%%

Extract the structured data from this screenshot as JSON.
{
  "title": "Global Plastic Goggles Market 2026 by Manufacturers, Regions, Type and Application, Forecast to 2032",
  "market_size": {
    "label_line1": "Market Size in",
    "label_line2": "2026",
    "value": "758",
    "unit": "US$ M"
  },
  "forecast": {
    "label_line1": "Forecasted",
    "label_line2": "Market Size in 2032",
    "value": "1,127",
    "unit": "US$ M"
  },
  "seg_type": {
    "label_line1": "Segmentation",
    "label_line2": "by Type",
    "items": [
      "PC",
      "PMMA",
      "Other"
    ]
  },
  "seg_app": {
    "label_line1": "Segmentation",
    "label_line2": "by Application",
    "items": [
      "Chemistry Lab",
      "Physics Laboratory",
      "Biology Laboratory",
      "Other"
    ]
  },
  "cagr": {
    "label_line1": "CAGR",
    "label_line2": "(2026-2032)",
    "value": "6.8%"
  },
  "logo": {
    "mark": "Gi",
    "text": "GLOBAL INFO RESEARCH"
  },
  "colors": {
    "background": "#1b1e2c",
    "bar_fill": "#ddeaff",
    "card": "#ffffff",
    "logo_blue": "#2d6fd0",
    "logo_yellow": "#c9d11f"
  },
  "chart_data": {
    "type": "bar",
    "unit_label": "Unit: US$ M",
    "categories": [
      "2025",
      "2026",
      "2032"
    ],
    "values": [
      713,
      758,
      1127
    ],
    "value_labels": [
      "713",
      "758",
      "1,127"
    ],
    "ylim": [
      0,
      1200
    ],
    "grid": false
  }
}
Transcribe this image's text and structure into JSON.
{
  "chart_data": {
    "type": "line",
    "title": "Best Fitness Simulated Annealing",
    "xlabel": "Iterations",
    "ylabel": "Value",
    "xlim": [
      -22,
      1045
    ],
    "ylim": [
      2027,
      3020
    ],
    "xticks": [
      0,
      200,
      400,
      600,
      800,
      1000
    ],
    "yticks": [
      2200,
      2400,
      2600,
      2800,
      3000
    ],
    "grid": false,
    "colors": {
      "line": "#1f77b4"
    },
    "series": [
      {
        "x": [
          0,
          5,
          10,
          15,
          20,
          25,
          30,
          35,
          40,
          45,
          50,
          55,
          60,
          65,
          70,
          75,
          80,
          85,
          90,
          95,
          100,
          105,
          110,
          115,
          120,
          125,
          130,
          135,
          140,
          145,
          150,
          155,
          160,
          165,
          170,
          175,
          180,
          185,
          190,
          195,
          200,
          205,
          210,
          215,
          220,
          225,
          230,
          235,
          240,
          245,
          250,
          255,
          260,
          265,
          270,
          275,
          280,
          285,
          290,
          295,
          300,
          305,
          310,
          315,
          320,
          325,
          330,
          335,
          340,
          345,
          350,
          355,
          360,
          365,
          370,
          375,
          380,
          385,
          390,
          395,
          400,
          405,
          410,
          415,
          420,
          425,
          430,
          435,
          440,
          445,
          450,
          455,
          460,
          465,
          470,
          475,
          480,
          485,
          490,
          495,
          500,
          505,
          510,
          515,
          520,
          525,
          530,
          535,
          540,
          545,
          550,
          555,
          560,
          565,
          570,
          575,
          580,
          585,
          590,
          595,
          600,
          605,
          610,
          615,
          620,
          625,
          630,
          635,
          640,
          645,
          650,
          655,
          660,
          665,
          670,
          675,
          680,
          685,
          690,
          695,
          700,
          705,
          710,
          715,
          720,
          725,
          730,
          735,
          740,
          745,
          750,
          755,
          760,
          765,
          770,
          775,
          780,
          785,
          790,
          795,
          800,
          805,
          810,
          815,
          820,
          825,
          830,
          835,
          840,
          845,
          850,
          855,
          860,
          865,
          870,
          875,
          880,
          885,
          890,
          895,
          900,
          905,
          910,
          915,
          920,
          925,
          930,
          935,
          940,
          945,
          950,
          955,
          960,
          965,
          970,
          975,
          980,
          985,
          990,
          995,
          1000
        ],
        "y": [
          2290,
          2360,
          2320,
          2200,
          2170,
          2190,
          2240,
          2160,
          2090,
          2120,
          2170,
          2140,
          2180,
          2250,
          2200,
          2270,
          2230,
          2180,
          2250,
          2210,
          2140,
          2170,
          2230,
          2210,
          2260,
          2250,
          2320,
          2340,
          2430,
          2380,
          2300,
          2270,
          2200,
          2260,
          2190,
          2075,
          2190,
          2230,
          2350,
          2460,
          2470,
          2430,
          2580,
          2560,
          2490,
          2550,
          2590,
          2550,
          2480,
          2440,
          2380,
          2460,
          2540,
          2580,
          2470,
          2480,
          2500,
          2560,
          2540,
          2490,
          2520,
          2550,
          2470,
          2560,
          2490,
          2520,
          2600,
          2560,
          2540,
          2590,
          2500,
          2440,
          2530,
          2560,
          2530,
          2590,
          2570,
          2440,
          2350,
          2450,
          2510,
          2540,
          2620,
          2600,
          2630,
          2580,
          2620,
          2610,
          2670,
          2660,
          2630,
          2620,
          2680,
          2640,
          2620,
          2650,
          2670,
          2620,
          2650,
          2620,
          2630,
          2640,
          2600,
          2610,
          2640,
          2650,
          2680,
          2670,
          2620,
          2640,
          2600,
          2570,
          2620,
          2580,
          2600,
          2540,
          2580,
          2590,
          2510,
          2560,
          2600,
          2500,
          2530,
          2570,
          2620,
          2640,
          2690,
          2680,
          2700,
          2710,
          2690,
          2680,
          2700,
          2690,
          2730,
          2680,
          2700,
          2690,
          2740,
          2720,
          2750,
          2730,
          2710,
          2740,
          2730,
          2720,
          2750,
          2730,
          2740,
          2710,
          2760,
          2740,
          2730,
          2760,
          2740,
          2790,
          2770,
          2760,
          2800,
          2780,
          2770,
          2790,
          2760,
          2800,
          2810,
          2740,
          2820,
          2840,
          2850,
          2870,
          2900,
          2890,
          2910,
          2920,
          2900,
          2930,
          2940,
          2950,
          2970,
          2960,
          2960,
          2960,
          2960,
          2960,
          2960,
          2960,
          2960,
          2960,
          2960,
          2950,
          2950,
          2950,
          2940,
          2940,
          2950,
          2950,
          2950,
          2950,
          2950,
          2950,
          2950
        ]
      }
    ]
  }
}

%%

* [WHAT IS EXPECTED]
Gather from the records above every line containing the string "Application".

* [SOLUTION TO THE EXERCISE]
  "title": "Global Plastic Goggles Market 2026 by Manufacturers, Regions, Type and Application, Forecast to 2032",
    "label_line2": "by Application",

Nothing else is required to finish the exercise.